* [Problem requirements]
Give every line of the data again, unchanged, but with no pictures.

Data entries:
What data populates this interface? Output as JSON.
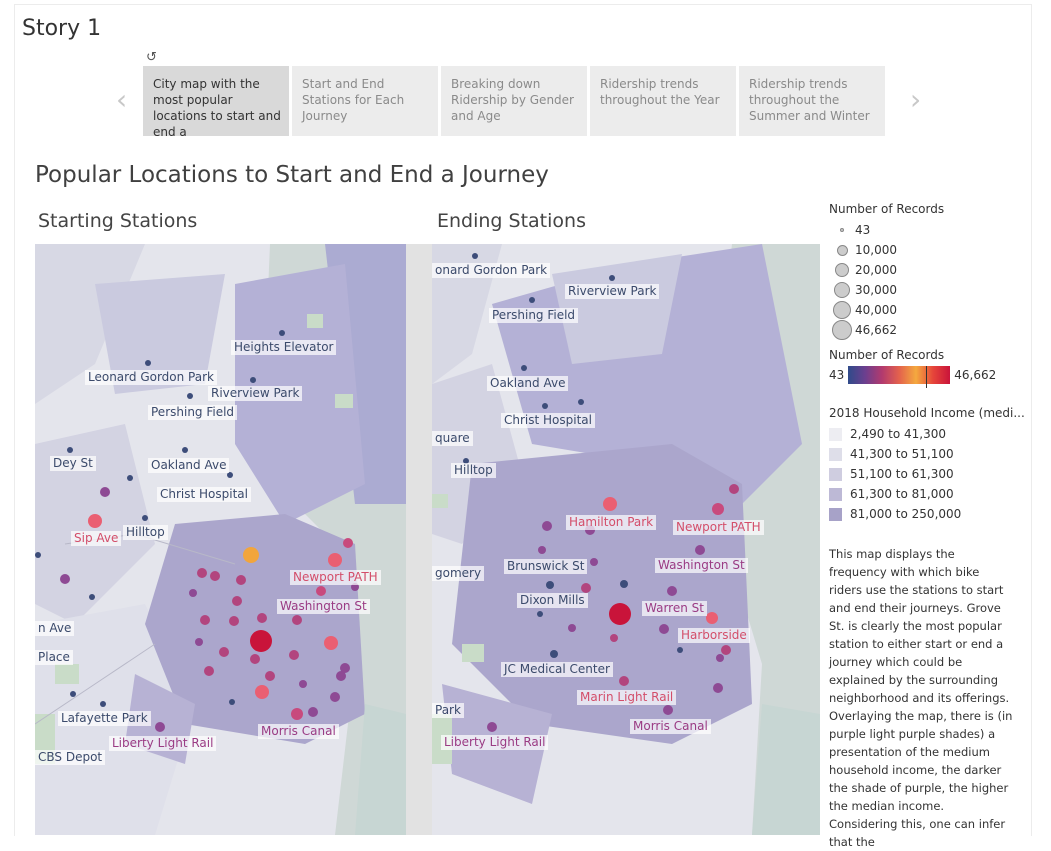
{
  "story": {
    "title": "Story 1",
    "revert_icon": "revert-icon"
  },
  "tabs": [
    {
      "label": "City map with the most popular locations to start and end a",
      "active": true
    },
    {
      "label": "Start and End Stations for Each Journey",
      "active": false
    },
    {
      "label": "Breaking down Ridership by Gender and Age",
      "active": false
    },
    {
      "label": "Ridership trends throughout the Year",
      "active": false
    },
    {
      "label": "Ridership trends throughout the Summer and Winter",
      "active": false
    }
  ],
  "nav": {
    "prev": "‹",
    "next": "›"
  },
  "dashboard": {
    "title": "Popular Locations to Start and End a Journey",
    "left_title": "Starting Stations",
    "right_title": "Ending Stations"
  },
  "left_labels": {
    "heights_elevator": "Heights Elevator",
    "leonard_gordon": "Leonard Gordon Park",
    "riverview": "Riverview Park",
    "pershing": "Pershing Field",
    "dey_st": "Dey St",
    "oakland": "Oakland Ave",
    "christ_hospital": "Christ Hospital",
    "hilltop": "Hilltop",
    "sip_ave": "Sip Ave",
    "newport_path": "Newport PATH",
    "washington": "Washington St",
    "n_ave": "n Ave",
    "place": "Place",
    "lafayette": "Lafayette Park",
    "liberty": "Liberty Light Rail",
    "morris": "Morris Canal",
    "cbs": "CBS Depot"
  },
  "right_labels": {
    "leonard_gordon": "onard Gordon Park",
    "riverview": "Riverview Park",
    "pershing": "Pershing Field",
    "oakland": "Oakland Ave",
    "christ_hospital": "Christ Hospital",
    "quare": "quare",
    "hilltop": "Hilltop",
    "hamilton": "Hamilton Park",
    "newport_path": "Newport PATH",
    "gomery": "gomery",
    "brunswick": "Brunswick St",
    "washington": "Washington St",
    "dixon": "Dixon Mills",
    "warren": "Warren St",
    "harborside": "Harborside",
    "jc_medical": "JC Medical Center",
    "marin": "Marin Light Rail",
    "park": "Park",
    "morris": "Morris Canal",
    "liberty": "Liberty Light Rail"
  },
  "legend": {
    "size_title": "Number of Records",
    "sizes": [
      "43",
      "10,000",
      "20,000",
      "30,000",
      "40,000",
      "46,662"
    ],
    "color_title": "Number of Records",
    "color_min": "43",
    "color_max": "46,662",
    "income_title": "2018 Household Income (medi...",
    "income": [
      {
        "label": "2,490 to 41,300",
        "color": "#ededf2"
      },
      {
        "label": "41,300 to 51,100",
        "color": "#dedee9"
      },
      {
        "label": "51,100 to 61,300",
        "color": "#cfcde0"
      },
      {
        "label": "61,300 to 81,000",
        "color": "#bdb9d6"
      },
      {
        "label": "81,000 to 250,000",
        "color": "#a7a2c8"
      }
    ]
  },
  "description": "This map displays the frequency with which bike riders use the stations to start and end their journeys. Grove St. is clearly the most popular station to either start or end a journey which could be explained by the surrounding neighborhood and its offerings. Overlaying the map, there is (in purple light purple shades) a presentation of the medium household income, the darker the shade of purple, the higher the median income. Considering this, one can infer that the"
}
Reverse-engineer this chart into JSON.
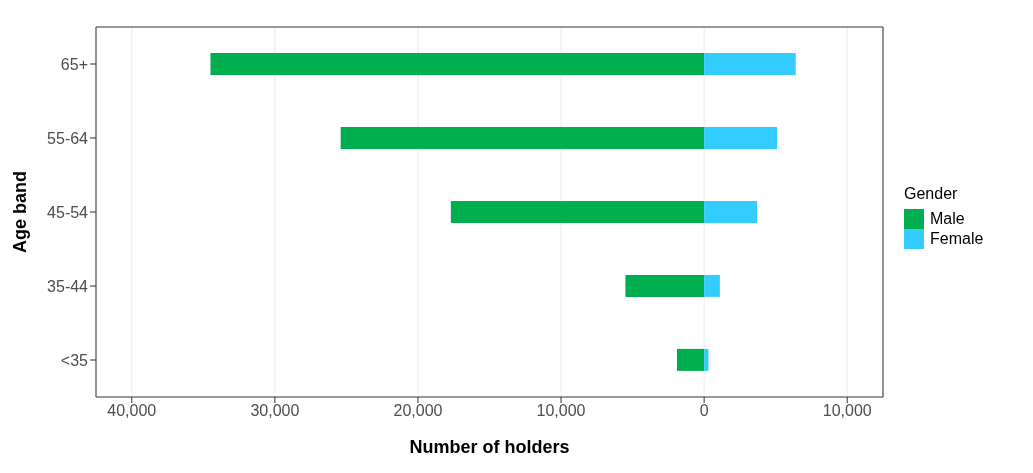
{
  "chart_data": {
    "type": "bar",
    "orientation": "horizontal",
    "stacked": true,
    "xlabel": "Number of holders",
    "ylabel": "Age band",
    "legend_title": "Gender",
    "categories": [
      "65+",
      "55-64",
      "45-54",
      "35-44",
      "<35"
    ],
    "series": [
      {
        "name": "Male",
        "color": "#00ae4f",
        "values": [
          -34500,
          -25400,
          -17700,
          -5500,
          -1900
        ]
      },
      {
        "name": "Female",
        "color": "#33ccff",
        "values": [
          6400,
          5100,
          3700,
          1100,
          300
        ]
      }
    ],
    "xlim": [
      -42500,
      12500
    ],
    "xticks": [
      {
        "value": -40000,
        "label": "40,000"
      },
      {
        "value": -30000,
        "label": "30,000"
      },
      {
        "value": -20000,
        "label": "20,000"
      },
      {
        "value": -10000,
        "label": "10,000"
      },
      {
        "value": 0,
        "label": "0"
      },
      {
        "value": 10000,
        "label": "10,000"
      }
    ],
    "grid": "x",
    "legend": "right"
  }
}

* [Result of the task]
What data populates this interface? Output as JSON.
{
  "story": {
    "title": "Story 1",
    "revert_icon": "revert-icon"
  },
  "tabs": [
    {
      "label": "City map with the most popular locations to start and end a",
      "active": true
    },
    {
      "label": "Start and End Stations for Each Journey",
      "active": false
    },
    {
      "label": "Breaking down Ridership by Gender and Age",
      "active": false
    },
    {
      "label": "Ridership trends throughout the Year",
      "active": false
    },
    {
      "label": "Ridership trends throughout the Summer and Winter",
      "active": false
    }
  ],
  "nav": {
    "prev": "‹",
    "next": "›"
  },
  "dashboard": {
    "title": "Popular Locations to Start and End a Journey",
    "left_title": "Starting Stations",
    "right_title": "Ending Stations"
  },
  "left_labels": {
    "heights_elevator": "Heights Elevator",
    "leonard_gordon": "Leonard Gordon Park",
    "riverview": "Riverview Park",
    "pershing": "Pershing Field",
    "dey_st": "Dey St",
    "oakland": "Oakland Ave",
    "christ_hospital": "Christ Hospital",
    "hilltop": "Hilltop",
    "sip_ave": "Sip Ave",
    "newport_path": "Newport PATH",
    "washington": "Washington St",
    "n_ave": "n Ave",
    "place": "Place",
    "lafayette": "Lafayette Park",
    "liberty": "Liberty Light Rail",
    "morris": "Morris Canal",
    "cbs": "CBS Depot"
  },
  "right_labels": {
    "leonard_gordon": "onard Gordon Park",
    "riverview": "Riverview Park",
    "pershing": "Pershing Field",
    "oakland": "Oakland Ave",
    "christ_hospital": "Christ Hospital",
    "quare": "quare",
    "hilltop": "Hilltop",
    "hamilton": "Hamilton Park",
    "newport_path": "Newport PATH",
    "gomery": "gomery",
    "brunswick": "Brunswick St",
    "washington": "Washington St",
    "dixon": "Dixon Mills",
    "warren": "Warren St",
    "harborside": "Harborside",
    "jc_medical": "JC Medical Center",
    "marin": "Marin Light Rail",
    "park": "Park",
    "morris": "Morris Canal",
    "liberty": "Liberty Light Rail"
  },
  "legend": {
    "size_title": "Number of Records",
    "sizes": [
      "43",
      "10,000",
      "20,000",
      "30,000",
      "40,000",
      "46,662"
    ],
    "color_title": "Number of Records",
    "color_min": "43",
    "color_max": "46,662",
    "income_title": "2018 Household Income (medi...",
    "income": [
      {
        "label": "2,490 to 41,300",
        "color": "#ededf2"
      },
      {
        "label": "41,300 to 51,100",
        "color": "#dedee9"
      },
      {
        "label": "51,100 to 61,300",
        "color": "#cfcde0"
      },
      {
        "label": "61,300 to 81,000",
        "color": "#bdb9d6"
      },
      {
        "label": "81,000 to 250,000",
        "color": "#a7a2c8"
      }
    ]
  },
  "description": "This map displays the frequency with which bike riders use the stations to start and end their journeys. Grove St. is clearly the most popular station to either start or end a journey which could be explained by the surrounding neighborhood and its offerings. Overlaying the map, there is (in purple light purple shades) a presentation of the medium household income, the darker the shade of purple, the higher the median income. Considering this, one can infer that the"
}
Reverse-engineer this chart into JSON.
{
  "chart_data": {
    "type": "bar",
    "orientation": "horizontal",
    "stacked": true,
    "xlabel": "Number of holders",
    "ylabel": "Age band",
    "legend_title": "Gender",
    "categories": [
      "65+",
      "55-64",
      "45-54",
      "35-44",
      "<35"
    ],
    "series": [
      {
        "name": "Male",
        "color": "#00ae4f",
        "values": [
          -34500,
          -25400,
          -17700,
          -5500,
          -1900
        ]
      },
      {
        "name": "Female",
        "color": "#33ccff",
        "values": [
          6400,
          5100,
          3700,
          1100,
          300
        ]
      }
    ],
    "xlim": [
      -42500,
      12500
    ],
    "xticks": [
      {
        "value": -40000,
        "label": "40,000"
      },
      {
        "value": -30000,
        "label": "30,000"
      },
      {
        "value": -20000,
        "label": "20,000"
      },
      {
        "value": -10000,
        "label": "10,000"
      },
      {
        "value": 0,
        "label": "0"
      },
      {
        "value": 10000,
        "label": "10,000"
      }
    ],
    "grid": "x",
    "legend": "right"
  }
}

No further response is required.